TASK INSTRUCTIONS =>
Skip the pictures and repeat each line of the data exactly.

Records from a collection
-.-.-

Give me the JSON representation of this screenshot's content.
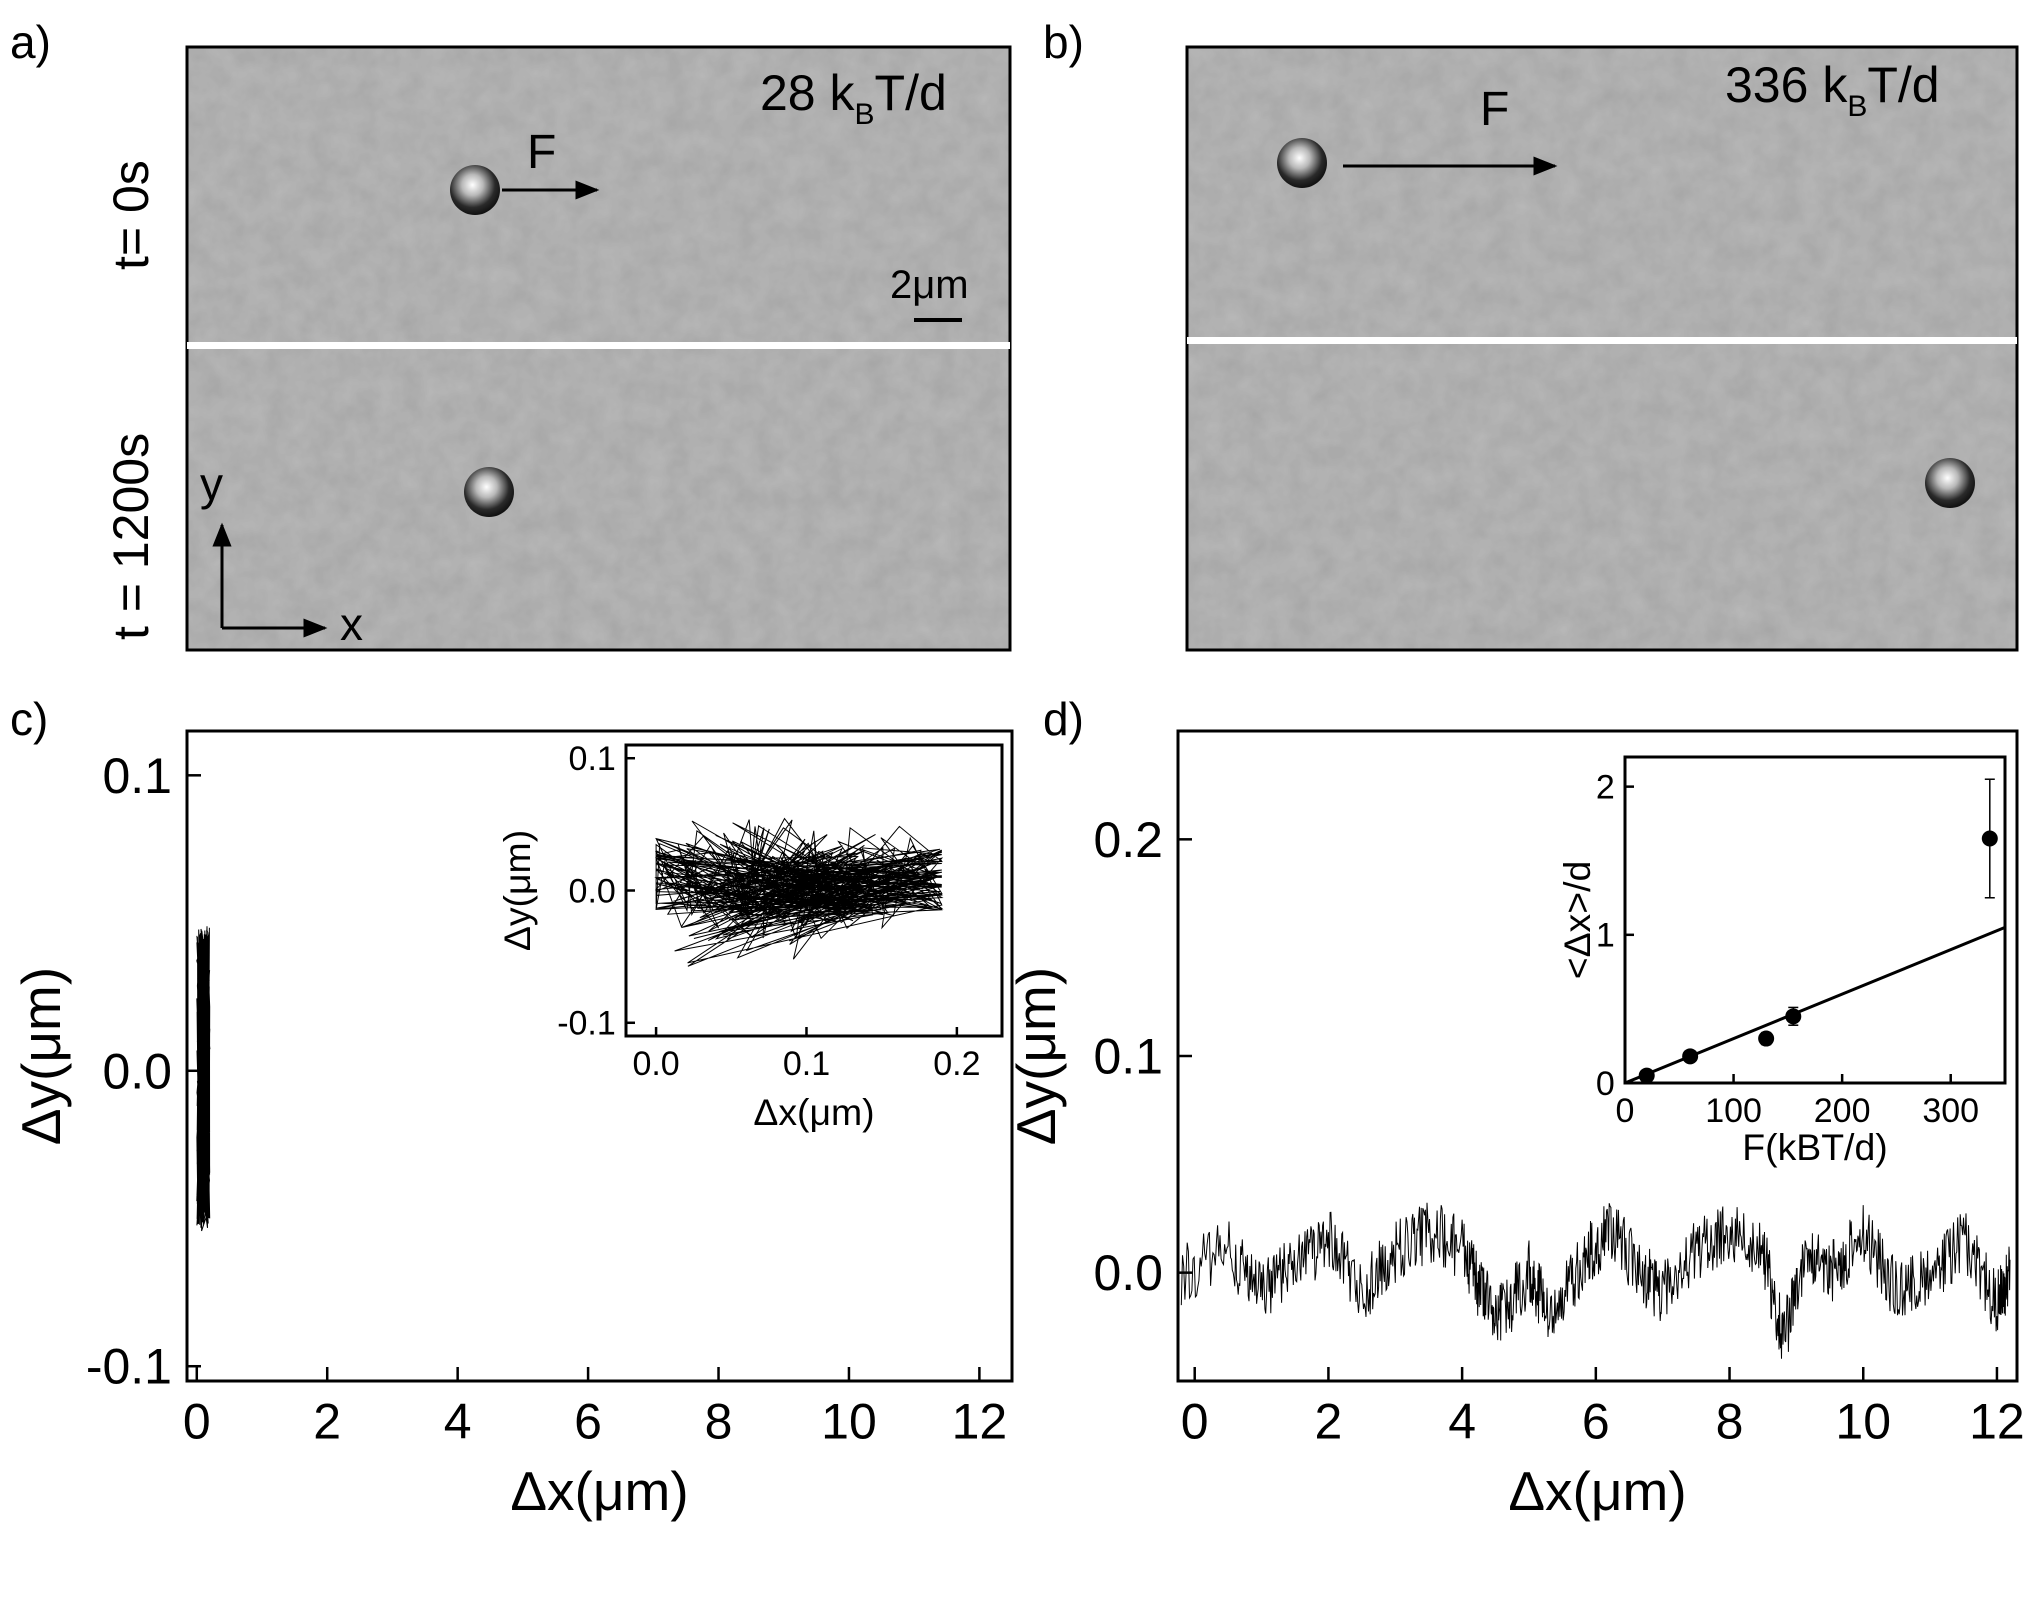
{
  "panels": {
    "a": {
      "label": "a)",
      "force": "28 k",
      "force_sub": "B",
      "force_unit": "T/d",
      "arrow_label": "F",
      "scalebar": "2μm",
      "time_top": "t= 0s",
      "time_bottom": "t = 1200s",
      "axis_x": "x",
      "axis_y": "y"
    },
    "b": {
      "label": "b)",
      "force": "336 k",
      "force_sub": "B",
      "force_unit": "T/d",
      "arrow_label": "F"
    },
    "c": {
      "label": "c)"
    },
    "d": {
      "label": "d)"
    }
  },
  "chart_data": [
    {
      "id": "c-main",
      "type": "line",
      "xlabel": "Δx(μm)",
      "ylabel": "Δy(μm)",
      "xlim": [
        -0.15,
        12.5
      ],
      "ylim": [
        -0.105,
        0.115
      ],
      "xticks": [
        0,
        2,
        4,
        6,
        8,
        10,
        12
      ],
      "xtick_labels": [
        "0",
        "2",
        "4",
        "6",
        "8",
        "10",
        "12"
      ],
      "yticks": [
        -0.1,
        0.0,
        0.1
      ],
      "ytick_labels": [
        "-0.1",
        "0.0",
        "0.1"
      ],
      "series": [
        {
          "x_range": [
            0.0,
            0.2
          ],
          "y_range": [
            -0.06,
            0.055
          ],
          "points": [
            [
              0.0,
              0.01
            ],
            [
              0.02,
              0.03
            ],
            [
              0.05,
              -0.01
            ],
            [
              0.03,
              0.04
            ],
            [
              0.08,
              0.0
            ],
            [
              0.06,
              0.05
            ],
            [
              0.1,
              -0.02
            ],
            [
              0.04,
              0.02
            ],
            [
              0.12,
              0.01
            ],
            [
              0.07,
              -0.03
            ],
            [
              0.15,
              0.02
            ],
            [
              0.09,
              0.0
            ],
            [
              0.18,
              0.015
            ],
            [
              0.11,
              -0.01
            ],
            [
              0.14,
              0.03
            ],
            [
              0.05,
              -0.06
            ],
            [
              0.16,
              0.0
            ],
            [
              0.13,
              0.04
            ],
            [
              0.19,
              0.01
            ]
          ]
        }
      ]
    },
    {
      "id": "c-inset",
      "type": "line",
      "xlabel": "Δx(μm)",
      "ylabel": "Δy(μm)",
      "xlim": [
        -0.02,
        0.23
      ],
      "ylim": [
        -0.11,
        0.11
      ],
      "xticks": [
        0.0,
        0.1,
        0.2
      ],
      "xtick_labels": [
        "0.0",
        "0.1",
        "0.2"
      ],
      "yticks": [
        -0.1,
        0.0,
        0.1
      ],
      "ytick_labels": [
        "-0.1",
        "0.0",
        "0.1"
      ],
      "series": [
        {
          "points": [
            [
              0.0,
              0.01
            ],
            [
              0.02,
              0.03
            ],
            [
              0.05,
              -0.01
            ],
            [
              0.03,
              0.04
            ],
            [
              0.08,
              0.0
            ],
            [
              0.06,
              0.05
            ],
            [
              0.1,
              -0.02
            ],
            [
              0.04,
              0.02
            ],
            [
              0.12,
              0.01
            ],
            [
              0.07,
              -0.03
            ],
            [
              0.15,
              0.02
            ],
            [
              0.09,
              0.0
            ],
            [
              0.18,
              0.015
            ],
            [
              0.11,
              -0.01
            ],
            [
              0.14,
              0.03
            ],
            [
              0.05,
              -0.06
            ],
            [
              0.16,
              0.0
            ],
            [
              0.13,
              0.04
            ],
            [
              0.19,
              0.01
            ]
          ]
        }
      ]
    },
    {
      "id": "d-main",
      "type": "line",
      "xlabel": "Δx(μm)",
      "ylabel": "Δy(μm)",
      "xlim": [
        -0.25,
        12.3
      ],
      "ylim": [
        -0.05,
        0.25
      ],
      "xticks": [
        0,
        2,
        4,
        6,
        8,
        10,
        12
      ],
      "xtick_labels": [
        "0",
        "2",
        "4",
        "6",
        "8",
        "10",
        "12"
      ],
      "yticks": [
        0.0,
        0.1,
        0.2
      ],
      "ytick_labels": [
        "0.0",
        "0.1",
        "0.2"
      ],
      "series": [
        {
          "points": [
            [
              -0.2,
              0.0
            ],
            [
              0.5,
              0.01
            ],
            [
              1.0,
              -0.01
            ],
            [
              1.5,
              0.005
            ],
            [
              2.0,
              0.015
            ],
            [
              2.5,
              -0.01
            ],
            [
              3.0,
              0.01
            ],
            [
              3.5,
              0.02
            ],
            [
              4.0,
              0.01
            ],
            [
              4.3,
              -0.01
            ],
            [
              4.6,
              -0.02
            ],
            [
              5.0,
              0.0
            ],
            [
              5.3,
              -0.02
            ],
            [
              5.8,
              0.005
            ],
            [
              6.2,
              0.02
            ],
            [
              6.7,
              0.0
            ],
            [
              7.0,
              -0.01
            ],
            [
              7.5,
              0.01
            ],
            [
              8.0,
              0.02
            ],
            [
              8.5,
              0.01
            ],
            [
              8.8,
              -0.03
            ],
            [
              9.2,
              0.01
            ],
            [
              9.6,
              0.0
            ],
            [
              10.0,
              0.02
            ],
            [
              10.5,
              -0.01
            ],
            [
              11.0,
              0.0
            ],
            [
              11.5,
              0.015
            ],
            [
              12.0,
              -0.015
            ],
            [
              12.2,
              0.0
            ]
          ]
        }
      ]
    },
    {
      "id": "d-inset",
      "type": "scatter",
      "xlabel": "F(kBT/d)",
      "ylabel": "<Δx>/d",
      "xlim": [
        0,
        350
      ],
      "ylim": [
        0,
        2.2
      ],
      "xticks": [
        0,
        100,
        200,
        300
      ],
      "xtick_labels": [
        "0",
        "100",
        "200",
        "300"
      ],
      "yticks": [
        0,
        1,
        2
      ],
      "ytick_labels": [
        "0",
        "1",
        "2"
      ],
      "series": [
        {
          "x": [
            20,
            60,
            130,
            155,
            336
          ],
          "y": [
            0.05,
            0.18,
            0.3,
            0.45,
            1.65
          ],
          "yerr": [
            0.02,
            0.03,
            0.04,
            0.06,
            0.4
          ]
        }
      ],
      "fit_line": {
        "x": [
          0,
          350
        ],
        "y": [
          0.0,
          1.05
        ]
      }
    }
  ]
}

-.-.-

OUTPUT OF THE EXERCISE =>
Give me the JSON representation of this screenshot's content.
{
  "panels": {
    "a": {
      "label": "a)",
      "force": "28 k",
      "force_sub": "B",
      "force_unit": "T/d",
      "arrow_label": "F",
      "scalebar": "2μm",
      "time_top": "t= 0s",
      "time_bottom": "t = 1200s",
      "axis_x": "x",
      "axis_y": "y"
    },
    "b": {
      "label": "b)",
      "force": "336 k",
      "force_sub": "B",
      "force_unit": "T/d",
      "arrow_label": "F"
    },
    "c": {
      "label": "c)"
    },
    "d": {
      "label": "d)"
    }
  },
  "chart_data": [
    {
      "id": "c-main",
      "type": "line",
      "xlabel": "Δx(μm)",
      "ylabel": "Δy(μm)",
      "xlim": [
        -0.15,
        12.5
      ],
      "ylim": [
        -0.105,
        0.115
      ],
      "xticks": [
        0,
        2,
        4,
        6,
        8,
        10,
        12
      ],
      "xtick_labels": [
        "0",
        "2",
        "4",
        "6",
        "8",
        "10",
        "12"
      ],
      "yticks": [
        -0.1,
        0.0,
        0.1
      ],
      "ytick_labels": [
        "-0.1",
        "0.0",
        "0.1"
      ],
      "series": [
        {
          "x_range": [
            0.0,
            0.2
          ],
          "y_range": [
            -0.06,
            0.055
          ],
          "points": [
            [
              0.0,
              0.01
            ],
            [
              0.02,
              0.03
            ],
            [
              0.05,
              -0.01
            ],
            [
              0.03,
              0.04
            ],
            [
              0.08,
              0.0
            ],
            [
              0.06,
              0.05
            ],
            [
              0.1,
              -0.02
            ],
            [
              0.04,
              0.02
            ],
            [
              0.12,
              0.01
            ],
            [
              0.07,
              -0.03
            ],
            [
              0.15,
              0.02
            ],
            [
              0.09,
              0.0
            ],
            [
              0.18,
              0.015
            ],
            [
              0.11,
              -0.01
            ],
            [
              0.14,
              0.03
            ],
            [
              0.05,
              -0.06
            ],
            [
              0.16,
              0.0
            ],
            [
              0.13,
              0.04
            ],
            [
              0.19,
              0.01
            ]
          ]
        }
      ]
    },
    {
      "id": "c-inset",
      "type": "line",
      "xlabel": "Δx(μm)",
      "ylabel": "Δy(μm)",
      "xlim": [
        -0.02,
        0.23
      ],
      "ylim": [
        -0.11,
        0.11
      ],
      "xticks": [
        0.0,
        0.1,
        0.2
      ],
      "xtick_labels": [
        "0.0",
        "0.1",
        "0.2"
      ],
      "yticks": [
        -0.1,
        0.0,
        0.1
      ],
      "ytick_labels": [
        "-0.1",
        "0.0",
        "0.1"
      ],
      "series": [
        {
          "points": [
            [
              0.0,
              0.01
            ],
            [
              0.02,
              0.03
            ],
            [
              0.05,
              -0.01
            ],
            [
              0.03,
              0.04
            ],
            [
              0.08,
              0.0
            ],
            [
              0.06,
              0.05
            ],
            [
              0.1,
              -0.02
            ],
            [
              0.04,
              0.02
            ],
            [
              0.12,
              0.01
            ],
            [
              0.07,
              -0.03
            ],
            [
              0.15,
              0.02
            ],
            [
              0.09,
              0.0
            ],
            [
              0.18,
              0.015
            ],
            [
              0.11,
              -0.01
            ],
            [
              0.14,
              0.03
            ],
            [
              0.05,
              -0.06
            ],
            [
              0.16,
              0.0
            ],
            [
              0.13,
              0.04
            ],
            [
              0.19,
              0.01
            ]
          ]
        }
      ]
    },
    {
      "id": "d-main",
      "type": "line",
      "xlabel": "Δx(μm)",
      "ylabel": "Δy(μm)",
      "xlim": [
        -0.25,
        12.3
      ],
      "ylim": [
        -0.05,
        0.25
      ],
      "xticks": [
        0,
        2,
        4,
        6,
        8,
        10,
        12
      ],
      "xtick_labels": [
        "0",
        "2",
        "4",
        "6",
        "8",
        "10",
        "12"
      ],
      "yticks": [
        0.0,
        0.1,
        0.2
      ],
      "ytick_labels": [
        "0.0",
        "0.1",
        "0.2"
      ],
      "series": [
        {
          "points": [
            [
              -0.2,
              0.0
            ],
            [
              0.5,
              0.01
            ],
            [
              1.0,
              -0.01
            ],
            [
              1.5,
              0.005
            ],
            [
              2.0,
              0.015
            ],
            [
              2.5,
              -0.01
            ],
            [
              3.0,
              0.01
            ],
            [
              3.5,
              0.02
            ],
            [
              4.0,
              0.01
            ],
            [
              4.3,
              -0.01
            ],
            [
              4.6,
              -0.02
            ],
            [
              5.0,
              0.0
            ],
            [
              5.3,
              -0.02
            ],
            [
              5.8,
              0.005
            ],
            [
              6.2,
              0.02
            ],
            [
              6.7,
              0.0
            ],
            [
              7.0,
              -0.01
            ],
            [
              7.5,
              0.01
            ],
            [
              8.0,
              0.02
            ],
            [
              8.5,
              0.01
            ],
            [
              8.8,
              -0.03
            ],
            [
              9.2,
              0.01
            ],
            [
              9.6,
              0.0
            ],
            [
              10.0,
              0.02
            ],
            [
              10.5,
              -0.01
            ],
            [
              11.0,
              0.0
            ],
            [
              11.5,
              0.015
            ],
            [
              12.0,
              -0.015
            ],
            [
              12.2,
              0.0
            ]
          ]
        }
      ]
    },
    {
      "id": "d-inset",
      "type": "scatter",
      "xlabel": "F(kBT/d)",
      "ylabel": "<Δx>/d",
      "xlim": [
        0,
        350
      ],
      "ylim": [
        0,
        2.2
      ],
      "xticks": [
        0,
        100,
        200,
        300
      ],
      "xtick_labels": [
        "0",
        "100",
        "200",
        "300"
      ],
      "yticks": [
        0,
        1,
        2
      ],
      "ytick_labels": [
        "0",
        "1",
        "2"
      ],
      "series": [
        {
          "x": [
            20,
            60,
            130,
            155,
            336
          ],
          "y": [
            0.05,
            0.18,
            0.3,
            0.45,
            1.65
          ],
          "yerr": [
            0.02,
            0.03,
            0.04,
            0.06,
            0.4
          ]
        }
      ],
      "fit_line": {
        "x": [
          0,
          350
        ],
        "y": [
          0.0,
          1.05
        ]
      }
    }
  ]
}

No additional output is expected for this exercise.